What you have to do →
Copy the data below exactly.

=== Material provided ===

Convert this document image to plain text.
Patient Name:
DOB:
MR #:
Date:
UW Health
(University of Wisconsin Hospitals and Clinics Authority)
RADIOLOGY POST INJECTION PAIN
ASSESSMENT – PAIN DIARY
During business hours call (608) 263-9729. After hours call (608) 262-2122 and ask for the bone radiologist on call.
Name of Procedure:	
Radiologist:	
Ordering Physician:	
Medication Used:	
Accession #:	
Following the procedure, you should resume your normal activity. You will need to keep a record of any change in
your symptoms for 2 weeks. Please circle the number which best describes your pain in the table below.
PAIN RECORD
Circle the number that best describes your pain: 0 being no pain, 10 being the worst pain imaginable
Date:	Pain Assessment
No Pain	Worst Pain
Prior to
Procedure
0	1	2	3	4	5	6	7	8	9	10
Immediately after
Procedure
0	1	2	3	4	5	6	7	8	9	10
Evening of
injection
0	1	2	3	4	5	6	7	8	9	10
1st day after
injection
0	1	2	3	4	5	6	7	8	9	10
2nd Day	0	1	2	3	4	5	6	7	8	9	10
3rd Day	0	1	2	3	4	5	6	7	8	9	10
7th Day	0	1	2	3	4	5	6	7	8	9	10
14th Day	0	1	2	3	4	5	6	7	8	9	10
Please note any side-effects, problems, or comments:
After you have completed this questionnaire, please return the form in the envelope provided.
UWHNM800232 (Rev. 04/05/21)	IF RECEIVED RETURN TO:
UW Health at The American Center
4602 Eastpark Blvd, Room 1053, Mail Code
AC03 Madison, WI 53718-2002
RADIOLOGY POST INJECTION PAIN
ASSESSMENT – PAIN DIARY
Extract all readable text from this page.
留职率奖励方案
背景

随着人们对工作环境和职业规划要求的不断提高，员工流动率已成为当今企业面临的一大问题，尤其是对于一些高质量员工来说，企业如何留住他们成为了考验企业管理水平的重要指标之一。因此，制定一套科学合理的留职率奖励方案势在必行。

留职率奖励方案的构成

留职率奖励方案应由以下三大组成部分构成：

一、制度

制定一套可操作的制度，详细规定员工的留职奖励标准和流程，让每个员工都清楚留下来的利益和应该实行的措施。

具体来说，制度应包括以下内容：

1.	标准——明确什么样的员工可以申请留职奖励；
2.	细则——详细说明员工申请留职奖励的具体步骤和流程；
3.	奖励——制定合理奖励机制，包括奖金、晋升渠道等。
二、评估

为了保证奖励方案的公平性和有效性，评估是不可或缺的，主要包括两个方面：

===

Output below →
Convert this document image to plain text.
Patient Name:
DOB:
MR #:
Date:
UW Health
(University of Wisconsin Hospitals and Clinics Authority)
RADIOLOGY POST INJECTION PAIN
ASSESSMENT – PAIN DIARY
During business hours call (608) 263-9729. After hours call (608) 262-2122 and ask for the bone radiologist on call.
Name of Procedure:	
Radiologist:	
Ordering Physician:	
Medication Used:	
Accession #:	
Following the procedure, you should resume your normal activity. You will need to keep a record of any change in
your symptoms for 2 weeks. Please circle the number which best describes your pain in the table below.
PAIN RECORD
Circle the number that best describes your pain: 0 being no pain, 10 being the worst pain imaginable
Date:	Pain Assessment
No Pain	Worst Pain
Prior to
Procedure
0	1	2	3	4	5	6	7	8	9	10
Immediately after
Procedure
0	1	2	3	4	5	6	7	8	9	10
Evening of
injection
0	1	2	3	4	5	6	7	8	9	10
1st day after
injection
0	1	2	3	4	5	6	7	8	9	10
2nd Day	0	1	2	3	4	5	6	7	8	9	10
3rd Day	0	1	2	3	4	5	6	7	8	9	10
7th Day	0	1	2	3	4	5	6	7	8	9	10
14th Day	0	1	2	3	4	5	6	7	8	9	10
Please note any side-effects, problems, or comments:
After you have completed this questionnaire, please return the form in the envelope provided.
UWHNM800232 (Rev. 04/05/21)	IF RECEIVED RETURN TO:
UW Health at The American Center
4602 Eastpark Blvd, Room 1053, Mail Code
AC03 Madison, WI 53718-2002
RADIOLOGY POST INJECTION PAIN
ASSESSMENT – PAIN DIARY
Extract all readable text from this page.
留职率奖励方案
背景

随着人们对工作环境和职业规划要求的不断提高，员工流动率已成为当今企业面临的一大问题，尤其是对于一些高质量员工来说，企业如何留住他们成为了考验企业管理水平的重要指标之一。因此，制定一套科学合理的留职率奖励方案势在必行。

留职率奖励方案的构成

留职率奖励方案应由以下三大组成部分构成：

一、制度

制定一套可操作的制度，详细规定员工的留职奖励标准和流程，让每个员工都清楚留下来的利益和应该实行的措施。

具体来说，制度应包括以下内容：

1.	标准——明确什么样的员工可以申请留职奖励；
2.	细则——详细说明员工申请留职奖励的具体步骤和流程；
3.	奖励——制定合理奖励机制，包括奖金、晋升渠道等。
二、评估

为了保证奖励方案的公平性和有效性，评估是不可或缺的，主要包括两个方面：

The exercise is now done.